Each record needs to be echoed exactly; can you do that?

### Materials provided:
══════════

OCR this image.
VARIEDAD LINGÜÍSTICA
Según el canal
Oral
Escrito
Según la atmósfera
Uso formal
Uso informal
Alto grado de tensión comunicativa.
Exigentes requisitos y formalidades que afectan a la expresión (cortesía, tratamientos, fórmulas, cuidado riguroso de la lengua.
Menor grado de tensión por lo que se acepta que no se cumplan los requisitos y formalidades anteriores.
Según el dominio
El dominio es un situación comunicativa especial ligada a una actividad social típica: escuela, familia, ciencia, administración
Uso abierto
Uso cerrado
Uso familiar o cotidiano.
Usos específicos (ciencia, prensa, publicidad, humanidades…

══════════

### Task response:
OCR this image.
VARIEDAD LINGÜÍSTICA
Según el canal
Oral
Escrito
Según la atmósfera
Uso formal
Uso informal
Alto grado de tensión comunicativa.
Exigentes requisitos y formalidades que afectan a la expresión (cortesía, tratamientos, fórmulas, cuidado riguroso de la lengua.
Menor grado de tensión por lo que se acepta que no se cumplan los requisitos y formalidades anteriores.
Según el dominio
El dominio es un situación comunicativa especial ligada a una actividad social típica: escuela, familia, ciencia, administración
Uso abierto
Uso cerrado
Uso familiar o cotidiano.
Usos específicos (ciencia, prensa, publicidad, humanidades…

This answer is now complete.